* _The exercise_:
Below is a listing; copy all of it exactly.

* _Records shown_:
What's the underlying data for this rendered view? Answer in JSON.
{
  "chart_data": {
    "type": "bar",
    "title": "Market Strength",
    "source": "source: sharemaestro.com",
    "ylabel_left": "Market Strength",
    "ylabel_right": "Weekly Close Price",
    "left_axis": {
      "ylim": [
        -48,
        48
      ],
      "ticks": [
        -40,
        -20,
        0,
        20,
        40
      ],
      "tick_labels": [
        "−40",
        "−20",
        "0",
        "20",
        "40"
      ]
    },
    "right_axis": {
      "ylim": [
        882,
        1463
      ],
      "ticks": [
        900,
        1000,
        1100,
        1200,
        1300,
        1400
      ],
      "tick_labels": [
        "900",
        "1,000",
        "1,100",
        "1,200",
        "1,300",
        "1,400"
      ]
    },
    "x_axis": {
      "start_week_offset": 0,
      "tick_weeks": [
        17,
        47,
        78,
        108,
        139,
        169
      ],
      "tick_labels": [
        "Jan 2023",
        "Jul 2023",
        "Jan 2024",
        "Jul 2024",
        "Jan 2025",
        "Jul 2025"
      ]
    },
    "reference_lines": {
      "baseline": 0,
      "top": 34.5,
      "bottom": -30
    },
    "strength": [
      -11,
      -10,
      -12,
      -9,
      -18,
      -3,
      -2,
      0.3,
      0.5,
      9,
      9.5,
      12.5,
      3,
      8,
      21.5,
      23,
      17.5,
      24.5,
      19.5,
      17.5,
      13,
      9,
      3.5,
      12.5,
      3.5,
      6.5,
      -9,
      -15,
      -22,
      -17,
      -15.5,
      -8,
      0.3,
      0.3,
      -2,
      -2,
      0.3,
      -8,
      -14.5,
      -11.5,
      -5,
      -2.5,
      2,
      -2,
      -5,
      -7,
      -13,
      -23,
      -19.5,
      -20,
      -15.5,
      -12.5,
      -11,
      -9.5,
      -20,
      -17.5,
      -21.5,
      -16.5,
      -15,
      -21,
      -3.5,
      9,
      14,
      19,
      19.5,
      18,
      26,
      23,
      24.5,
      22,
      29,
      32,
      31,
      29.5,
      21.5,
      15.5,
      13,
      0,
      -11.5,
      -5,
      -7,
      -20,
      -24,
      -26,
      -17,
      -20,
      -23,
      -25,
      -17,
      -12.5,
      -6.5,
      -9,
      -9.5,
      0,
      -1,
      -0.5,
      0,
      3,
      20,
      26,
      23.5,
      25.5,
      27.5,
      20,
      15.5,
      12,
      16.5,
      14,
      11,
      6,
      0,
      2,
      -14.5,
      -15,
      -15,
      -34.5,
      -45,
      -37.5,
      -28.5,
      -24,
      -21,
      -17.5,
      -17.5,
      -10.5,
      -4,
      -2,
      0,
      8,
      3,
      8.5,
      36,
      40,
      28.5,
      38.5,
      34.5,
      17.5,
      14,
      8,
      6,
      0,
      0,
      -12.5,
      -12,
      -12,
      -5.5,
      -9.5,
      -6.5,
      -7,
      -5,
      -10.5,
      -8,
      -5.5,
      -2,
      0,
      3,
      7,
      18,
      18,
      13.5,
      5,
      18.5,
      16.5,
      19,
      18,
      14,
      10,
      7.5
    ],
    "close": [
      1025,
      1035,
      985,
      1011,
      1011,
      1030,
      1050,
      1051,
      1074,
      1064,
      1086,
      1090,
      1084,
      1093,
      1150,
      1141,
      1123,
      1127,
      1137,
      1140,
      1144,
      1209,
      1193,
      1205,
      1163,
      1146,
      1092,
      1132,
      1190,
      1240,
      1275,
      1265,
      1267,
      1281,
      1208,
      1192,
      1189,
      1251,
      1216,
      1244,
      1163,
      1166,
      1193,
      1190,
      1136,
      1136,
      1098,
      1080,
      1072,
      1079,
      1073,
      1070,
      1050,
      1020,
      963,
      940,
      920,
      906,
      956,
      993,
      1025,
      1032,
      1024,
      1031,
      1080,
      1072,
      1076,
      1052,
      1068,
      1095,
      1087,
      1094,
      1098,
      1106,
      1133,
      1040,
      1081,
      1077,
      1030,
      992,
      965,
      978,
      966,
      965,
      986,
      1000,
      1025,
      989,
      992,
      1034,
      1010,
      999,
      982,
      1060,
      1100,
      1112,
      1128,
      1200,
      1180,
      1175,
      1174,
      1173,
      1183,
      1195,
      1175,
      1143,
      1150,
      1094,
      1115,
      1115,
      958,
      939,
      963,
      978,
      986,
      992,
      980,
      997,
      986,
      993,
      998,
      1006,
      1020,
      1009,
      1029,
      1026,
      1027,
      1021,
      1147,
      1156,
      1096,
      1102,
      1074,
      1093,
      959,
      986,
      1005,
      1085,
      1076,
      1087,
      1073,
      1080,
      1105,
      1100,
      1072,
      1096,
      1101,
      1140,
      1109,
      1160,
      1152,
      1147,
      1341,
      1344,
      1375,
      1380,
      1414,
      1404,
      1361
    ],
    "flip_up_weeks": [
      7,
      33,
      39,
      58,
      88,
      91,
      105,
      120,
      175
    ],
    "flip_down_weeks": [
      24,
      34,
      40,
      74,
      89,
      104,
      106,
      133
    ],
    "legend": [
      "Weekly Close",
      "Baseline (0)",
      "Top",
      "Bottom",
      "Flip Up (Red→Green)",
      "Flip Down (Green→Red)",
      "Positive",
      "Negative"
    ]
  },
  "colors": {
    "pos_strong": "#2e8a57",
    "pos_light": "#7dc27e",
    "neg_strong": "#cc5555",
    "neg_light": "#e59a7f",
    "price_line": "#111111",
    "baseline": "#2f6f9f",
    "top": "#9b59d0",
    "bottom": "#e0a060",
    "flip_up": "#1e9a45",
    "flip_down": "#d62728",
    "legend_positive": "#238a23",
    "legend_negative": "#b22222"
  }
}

* _Task solution_:
What's the underlying data for this rendered view? Answer in JSON.
{
  "chart_data": {
    "type": "bar",
    "title": "Market Strength",
    "source": "source: sharemaestro.com",
    "ylabel_left": "Market Strength",
    "ylabel_right": "Weekly Close Price",
    "left_axis": {
      "ylim": [
        -48,
        48
      ],
      "ticks": [
        -40,
        -20,
        0,
        20,
        40
      ],
      "tick_labels": [
        "−40",
        "−20",
        "0",
        "20",
        "40"
      ]
    },
    "right_axis": {
      "ylim": [
        882,
        1463
      ],
      "ticks": [
        900,
        1000,
        1100,
        1200,
        1300,
        1400
      ],
      "tick_labels": [
        "900",
        "1,000",
        "1,100",
        "1,200",
        "1,300",
        "1,400"
      ]
    },
    "x_axis": {
      "start_week_offset": 0,
      "tick_weeks": [
        17,
        47,
        78,
        108,
        139,
        169
      ],
      "tick_labels": [
        "Jan 2023",
        "Jul 2023",
        "Jan 2024",
        "Jul 2024",
        "Jan 2025",
        "Jul 2025"
      ]
    },
    "reference_lines": {
      "baseline": 0,
      "top": 34.5,
      "bottom": -30
    },
    "strength": [
      -11,
      -10,
      -12,
      -9,
      -18,
      -3,
      -2,
      0.3,
      0.5,
      9,
      9.5,
      12.5,
      3,
      8,
      21.5,
      23,
      17.5,
      24.5,
      19.5,
      17.5,
      13,
      9,
      3.5,
      12.5,
      3.5,
      6.5,
      -9,
      -15,
      -22,
      -17,
      -15.5,
      -8,
      0.3,
      0.3,
      -2,
      -2,
      0.3,
      -8,
      -14.5,
      -11.5,
      -5,
      -2.5,
      2,
      -2,
      -5,
      -7,
      -13,
      -23,
      -19.5,
      -20,
      -15.5,
      -12.5,
      -11,
      -9.5,
      -20,
      -17.5,
      -21.5,
      -16.5,
      -15,
      -21,
      -3.5,
      9,
      14,
      19,
      19.5,
      18,
      26,
      23,
      24.5,
      22,
      29,
      32,
      31,
      29.5,
      21.5,
      15.5,
      13,
      0,
      -11.5,
      -5,
      -7,
      -20,
      -24,
      -26,
      -17,
      -20,
      -23,
      -25,
      -17,
      -12.5,
      -6.5,
      -9,
      -9.5,
      0,
      -1,
      -0.5,
      0,
      3,
      20,
      26,
      23.5,
      25.5,
      27.5,
      20,
      15.5,
      12,
      16.5,
      14,
      11,
      6,
      0,
      2,
      -14.5,
      -15,
      -15,
      -34.5,
      -45,
      -37.5,
      -28.5,
      -24,
      -21,
      -17.5,
      -17.5,
      -10.5,
      -4,
      -2,
      0,
      8,
      3,
      8.5,
      36,
      40,
      28.5,
      38.5,
      34.5,
      17.5,
      14,
      8,
      6,
      0,
      0,
      -12.5,
      -12,
      -12,
      -5.5,
      -9.5,
      -6.5,
      -7,
      -5,
      -10.5,
      -8,
      -5.5,
      -2,
      0,
      3,
      7,
      18,
      18,
      13.5,
      5,
      18.5,
      16.5,
      19,
      18,
      14,
      10,
      7.5
    ],
    "close": [
      1025,
      1035,
      985,
      1011,
      1011,
      1030,
      1050,
      1051,
      1074,
      1064,
      1086,
      1090,
      1084,
      1093,
      1150,
      1141,
      1123,
      1127,
      1137,
      1140,
      1144,
      1209,
      1193,
      1205,
      1163,
      1146,
      1092,
      1132,
      1190,
      1240,
      1275,
      1265,
      1267,
      1281,
      1208,
      1192,
      1189,
      1251,
      1216,
      1244,
      1163,
      1166,
      1193,
      1190,
      1136,
      1136,
      1098,
      1080,
      1072,
      1079,
      1073,
      1070,
      1050,
      1020,
      963,
      940,
      920,
      906,
      956,
      993,
      1025,
      1032,
      1024,
      1031,
      1080,
      1072,
      1076,
      1052,
      1068,
      1095,
      1087,
      1094,
      1098,
      1106,
      1133,
      1040,
      1081,
      1077,
      1030,
      992,
      965,
      978,
      966,
      965,
      986,
      1000,
      1025,
      989,
      992,
      1034,
      1010,
      999,
      982,
      1060,
      1100,
      1112,
      1128,
      1200,
      1180,
      1175,
      1174,
      1173,
      1183,
      1195,
      1175,
      1143,
      1150,
      1094,
      1115,
      1115,
      958,
      939,
      963,
      978,
      986,
      992,
      980,
      997,
      986,
      993,
      998,
      1006,
      1020,
      1009,
      1029,
      1026,
      1027,
      1021,
      1147,
      1156,
      1096,
      1102,
      1074,
      1093,
      959,
      986,
      1005,
      1085,
      1076,
      1087,
      1073,
      1080,
      1105,
      1100,
      1072,
      1096,
      1101,
      1140,
      1109,
      1160,
      1152,
      1147,
      1341,
      1344,
      1375,
      1380,
      1414,
      1404,
      1361
    ],
    "flip_up_weeks": [
      7,
      33,
      39,
      58,
      88,
      91,
      105,
      120,
      175
    ],
    "flip_down_weeks": [
      24,
      34,
      40,
      74,
      89,
      104,
      106,
      133
    ],
    "legend": [
      "Weekly Close",
      "Baseline (0)",
      "Top",
      "Bottom",
      "Flip Up (Red→Green)",
      "Flip Down (Green→Red)",
      "Positive",
      "Negative"
    ]
  },
  "colors": {
    "pos_strong": "#2e8a57",
    "pos_light": "#7dc27e",
    "neg_strong": "#cc5555",
    "neg_light": "#e59a7f",
    "price_line": "#111111",
    "baseline": "#2f6f9f",
    "top": "#9b59d0",
    "bottom": "#e0a060",
    "flip_up": "#1e9a45",
    "flip_down": "#d62728",
    "legend_positive": "#238a23",
    "legend_negative": "#b22222"
  }
}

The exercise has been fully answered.